_Written exercise_:
For the data below, report the number of lines that contain the string "TradingView" and nothing else.

## begin Input data

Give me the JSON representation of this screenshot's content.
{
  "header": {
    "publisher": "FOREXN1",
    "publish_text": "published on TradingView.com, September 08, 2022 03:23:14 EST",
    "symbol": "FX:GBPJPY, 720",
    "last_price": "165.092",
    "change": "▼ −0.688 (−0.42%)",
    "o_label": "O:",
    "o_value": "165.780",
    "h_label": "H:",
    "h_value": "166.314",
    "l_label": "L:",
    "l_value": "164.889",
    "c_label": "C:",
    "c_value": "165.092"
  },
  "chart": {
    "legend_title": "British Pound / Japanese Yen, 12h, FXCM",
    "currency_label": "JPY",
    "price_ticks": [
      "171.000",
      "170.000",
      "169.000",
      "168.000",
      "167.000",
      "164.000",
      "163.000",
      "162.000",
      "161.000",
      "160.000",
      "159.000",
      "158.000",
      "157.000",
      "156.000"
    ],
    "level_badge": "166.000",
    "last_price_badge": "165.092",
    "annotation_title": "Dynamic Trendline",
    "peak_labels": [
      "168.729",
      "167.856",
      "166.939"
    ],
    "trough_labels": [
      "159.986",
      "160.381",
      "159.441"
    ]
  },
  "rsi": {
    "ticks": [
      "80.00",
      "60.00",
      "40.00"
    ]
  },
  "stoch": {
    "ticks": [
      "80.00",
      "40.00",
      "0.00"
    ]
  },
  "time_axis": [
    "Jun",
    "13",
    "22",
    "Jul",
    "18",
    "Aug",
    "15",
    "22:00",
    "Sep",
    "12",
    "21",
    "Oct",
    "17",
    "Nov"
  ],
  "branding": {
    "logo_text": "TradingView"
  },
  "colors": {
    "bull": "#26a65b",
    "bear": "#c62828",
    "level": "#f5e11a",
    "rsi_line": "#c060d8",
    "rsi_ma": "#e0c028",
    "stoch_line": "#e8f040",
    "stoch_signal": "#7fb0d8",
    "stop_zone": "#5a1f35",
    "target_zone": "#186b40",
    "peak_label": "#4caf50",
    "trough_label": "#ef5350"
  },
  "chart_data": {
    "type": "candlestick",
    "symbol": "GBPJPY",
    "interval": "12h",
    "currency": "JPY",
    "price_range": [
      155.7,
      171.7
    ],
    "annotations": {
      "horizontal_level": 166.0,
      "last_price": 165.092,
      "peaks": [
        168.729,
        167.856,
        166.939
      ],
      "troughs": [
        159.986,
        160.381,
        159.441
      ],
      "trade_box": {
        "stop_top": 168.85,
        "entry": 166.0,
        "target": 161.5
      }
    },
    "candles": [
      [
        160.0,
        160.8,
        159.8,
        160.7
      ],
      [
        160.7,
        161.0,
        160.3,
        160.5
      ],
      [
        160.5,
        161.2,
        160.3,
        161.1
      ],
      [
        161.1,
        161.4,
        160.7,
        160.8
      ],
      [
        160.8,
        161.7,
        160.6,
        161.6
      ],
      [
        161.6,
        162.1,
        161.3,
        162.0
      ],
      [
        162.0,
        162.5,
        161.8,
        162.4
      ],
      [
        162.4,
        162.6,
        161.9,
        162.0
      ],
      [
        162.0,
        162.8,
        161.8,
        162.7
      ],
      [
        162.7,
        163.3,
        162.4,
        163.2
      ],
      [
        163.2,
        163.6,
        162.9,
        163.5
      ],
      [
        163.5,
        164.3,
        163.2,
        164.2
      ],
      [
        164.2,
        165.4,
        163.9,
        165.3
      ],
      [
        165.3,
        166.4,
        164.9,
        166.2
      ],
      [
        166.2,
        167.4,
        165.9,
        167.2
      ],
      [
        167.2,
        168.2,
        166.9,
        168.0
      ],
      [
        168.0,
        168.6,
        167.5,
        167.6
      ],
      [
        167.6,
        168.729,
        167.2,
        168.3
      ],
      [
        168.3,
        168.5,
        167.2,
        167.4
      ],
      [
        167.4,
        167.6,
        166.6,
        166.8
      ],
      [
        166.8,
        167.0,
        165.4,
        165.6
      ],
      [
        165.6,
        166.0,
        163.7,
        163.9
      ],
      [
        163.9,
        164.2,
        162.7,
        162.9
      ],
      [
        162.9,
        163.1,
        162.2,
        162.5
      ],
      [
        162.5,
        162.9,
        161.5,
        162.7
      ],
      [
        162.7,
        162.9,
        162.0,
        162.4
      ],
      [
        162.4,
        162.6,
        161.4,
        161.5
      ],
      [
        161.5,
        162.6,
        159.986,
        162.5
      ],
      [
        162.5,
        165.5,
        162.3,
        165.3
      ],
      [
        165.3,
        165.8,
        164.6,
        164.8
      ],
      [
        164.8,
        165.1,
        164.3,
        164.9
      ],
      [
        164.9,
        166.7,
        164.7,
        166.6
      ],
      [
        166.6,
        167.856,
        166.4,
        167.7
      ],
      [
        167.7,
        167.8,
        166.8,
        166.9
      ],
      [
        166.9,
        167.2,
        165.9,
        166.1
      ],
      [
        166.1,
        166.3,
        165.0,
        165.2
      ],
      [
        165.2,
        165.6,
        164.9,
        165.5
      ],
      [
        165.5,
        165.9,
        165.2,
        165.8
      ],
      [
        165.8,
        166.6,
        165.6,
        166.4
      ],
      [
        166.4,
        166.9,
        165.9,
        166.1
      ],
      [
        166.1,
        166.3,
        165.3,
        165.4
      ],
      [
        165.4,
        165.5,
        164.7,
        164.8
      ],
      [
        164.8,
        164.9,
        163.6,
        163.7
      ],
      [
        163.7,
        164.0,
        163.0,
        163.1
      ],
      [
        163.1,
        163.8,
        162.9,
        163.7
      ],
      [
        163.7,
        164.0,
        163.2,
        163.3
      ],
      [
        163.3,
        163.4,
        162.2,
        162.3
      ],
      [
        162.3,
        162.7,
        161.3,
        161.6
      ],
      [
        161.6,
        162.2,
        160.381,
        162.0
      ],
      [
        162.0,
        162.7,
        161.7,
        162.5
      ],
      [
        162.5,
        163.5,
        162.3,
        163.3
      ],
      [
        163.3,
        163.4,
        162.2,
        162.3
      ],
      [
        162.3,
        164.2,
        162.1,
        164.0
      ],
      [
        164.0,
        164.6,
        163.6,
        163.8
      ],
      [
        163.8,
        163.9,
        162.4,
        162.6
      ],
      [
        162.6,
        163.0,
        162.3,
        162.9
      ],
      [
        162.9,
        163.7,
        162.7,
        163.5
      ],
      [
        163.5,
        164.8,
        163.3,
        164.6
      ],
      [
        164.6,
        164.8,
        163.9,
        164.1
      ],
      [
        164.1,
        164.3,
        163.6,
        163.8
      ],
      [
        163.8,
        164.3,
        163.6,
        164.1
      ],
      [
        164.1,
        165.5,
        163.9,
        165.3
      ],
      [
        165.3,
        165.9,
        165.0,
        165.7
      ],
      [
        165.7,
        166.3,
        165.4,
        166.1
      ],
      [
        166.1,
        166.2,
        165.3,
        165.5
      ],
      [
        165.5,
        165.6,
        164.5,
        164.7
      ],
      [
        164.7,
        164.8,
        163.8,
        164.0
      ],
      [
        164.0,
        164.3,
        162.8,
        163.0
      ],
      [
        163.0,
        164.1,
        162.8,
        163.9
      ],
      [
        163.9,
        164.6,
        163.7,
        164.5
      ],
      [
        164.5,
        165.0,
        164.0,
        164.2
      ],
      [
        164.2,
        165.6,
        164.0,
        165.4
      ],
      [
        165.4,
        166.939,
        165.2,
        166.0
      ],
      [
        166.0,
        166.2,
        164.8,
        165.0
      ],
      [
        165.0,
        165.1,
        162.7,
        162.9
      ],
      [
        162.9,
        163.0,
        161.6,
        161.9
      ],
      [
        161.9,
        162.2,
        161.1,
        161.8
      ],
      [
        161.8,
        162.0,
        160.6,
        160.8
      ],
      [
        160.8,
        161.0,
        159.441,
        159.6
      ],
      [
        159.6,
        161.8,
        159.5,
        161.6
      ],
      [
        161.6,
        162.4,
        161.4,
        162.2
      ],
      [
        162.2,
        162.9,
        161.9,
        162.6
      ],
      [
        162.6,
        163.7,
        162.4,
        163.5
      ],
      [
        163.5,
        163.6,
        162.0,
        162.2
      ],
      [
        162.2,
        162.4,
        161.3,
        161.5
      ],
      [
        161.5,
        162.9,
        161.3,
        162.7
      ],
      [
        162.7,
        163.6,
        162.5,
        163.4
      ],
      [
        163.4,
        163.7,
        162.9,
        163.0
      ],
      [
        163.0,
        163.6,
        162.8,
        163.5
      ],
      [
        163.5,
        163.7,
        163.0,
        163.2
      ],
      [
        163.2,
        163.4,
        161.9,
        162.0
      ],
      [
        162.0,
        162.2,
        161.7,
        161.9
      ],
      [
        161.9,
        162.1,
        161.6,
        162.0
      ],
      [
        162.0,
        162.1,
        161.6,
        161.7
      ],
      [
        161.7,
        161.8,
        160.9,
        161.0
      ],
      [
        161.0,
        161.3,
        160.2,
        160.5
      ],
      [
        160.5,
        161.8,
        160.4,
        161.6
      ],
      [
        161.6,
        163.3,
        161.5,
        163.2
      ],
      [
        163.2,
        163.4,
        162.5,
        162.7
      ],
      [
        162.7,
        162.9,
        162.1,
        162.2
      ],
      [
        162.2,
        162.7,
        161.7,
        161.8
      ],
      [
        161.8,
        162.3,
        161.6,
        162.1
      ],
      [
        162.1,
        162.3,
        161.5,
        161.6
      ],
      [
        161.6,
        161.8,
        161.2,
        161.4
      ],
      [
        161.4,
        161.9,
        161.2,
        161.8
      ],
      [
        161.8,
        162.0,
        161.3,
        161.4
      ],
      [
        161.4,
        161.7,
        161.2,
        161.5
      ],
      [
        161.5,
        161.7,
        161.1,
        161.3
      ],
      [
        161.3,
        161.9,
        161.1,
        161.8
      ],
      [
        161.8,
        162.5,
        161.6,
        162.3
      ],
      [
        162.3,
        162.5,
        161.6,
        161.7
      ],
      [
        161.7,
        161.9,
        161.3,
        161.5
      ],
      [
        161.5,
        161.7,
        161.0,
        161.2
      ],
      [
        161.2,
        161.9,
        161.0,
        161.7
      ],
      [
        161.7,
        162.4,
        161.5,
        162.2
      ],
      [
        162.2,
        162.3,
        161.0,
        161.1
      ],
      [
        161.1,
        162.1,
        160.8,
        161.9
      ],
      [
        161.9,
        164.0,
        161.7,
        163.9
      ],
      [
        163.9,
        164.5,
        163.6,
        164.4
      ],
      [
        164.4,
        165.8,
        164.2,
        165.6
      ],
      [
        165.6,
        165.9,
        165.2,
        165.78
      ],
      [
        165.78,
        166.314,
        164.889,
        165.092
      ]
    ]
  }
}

## end Input data

_Exercise answer_:
2